• WHAT YOU NEED TO DO
(1) In the cycling news text below, which team will be the first professional team to use SRAM Red eTap in its completed form?
(2) Translate this sentence from the cycling news text below into Spanish: "The team also unveiled the custom-painted machine of British national champion Peter Kennaugh."

• PAGE TEXT
_ _ _ _

New pro bikes emerge
Pre-season training camps are one of the few opportunities that teams get to have all their riders and staff together in one place. That means that they’re the ideal opportunity to dish out the bikes that will be used over the next 12 months. And more importantly, it’s a chance for us to see those new bikes and all the equipment that comes with it.
The first new bikes to break cover were Team Sky’s Pinarello Dogma F8s, complete with a new paintjob for 2016. Unsurprisingly the team has stuck with a predominantly black colourscheme, but with blue and white stripes on the fork, seat tube and seatstays.
The team also unveiled the custom-painted machine of British national champion Peter Kennaugh. This follows a similar pattern to the standard team bikes, but with a white, red, and blue theme.
Snapshots of the Katusha team bikes would not normally get quite the same attention, but for the revelation that the Russian team will be using SRAM Red eTap next year. This will make them the first professional team to use the wireless groupset in its completed form, after extensive trials by Ag2r-La Mondiale in 2015.
Endura Quintana model
Another reason why pre-season training camps are useful is that they give teams a chance to make life-size models of their star riders. Wait, what?
Yep, you read that correctly. Endura, Movistar’s clothing sponsor, is looking to create a life-size model of Nairo Quintana to allow it to work on custom-clothing for the Colombian without needing the rider himself in attendance.
It is doing this by scanning riders at Movistar’s pre-season training camp, creating 3D computer models of each of the team’s riders, and then 3D printing physical models of the most important riders, before taking the models to a wind tunnel to perfect the aerodynamics of the clothing.
Kiryienka’s new kicks
After all the furore that surrounded the unveiling of Peter Sagan’s world champion’s kit, poor old Vasil Kiryienka, the world time trial champion, hasn’t received quite as much attention. In fact you could be forgiven for forgetting that the Belarussian had taken the title at all.
Thankfully Shimano hasn’t forgetten, creating a special pair of its R321 shoes, complete with rainbow bands running down the front. It’s just a shame that they’ll be hidden under overshoes whenever he’s in the rainbow bands.
The “world’s safest helmet”
Finally it seems like a day doesn’t go by without us receiving a press release about the world’s lightest/fastest/strongest bike/jersey/shoes (delete as appropriate). The latest such product is the Headkayse helmet, an Indiegogo campaign which claims to be the “world’s safest helmet”.
But what makes it so safe. Well, instead of being made of expanded polystyrene like a normal cycling helmet, it’s made from a material called Enkayse that will withstand multiple impacts without being destroyed.

_ _ _ _

• DATA SEGMENT
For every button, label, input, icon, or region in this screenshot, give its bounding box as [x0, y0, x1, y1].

_ _ _ _

• EXPECTED RESULTS
(1) Katusha

(2) El equipo también presentó la máquina con pintura personalizada del campeón nacional británico Peter Kennaugh.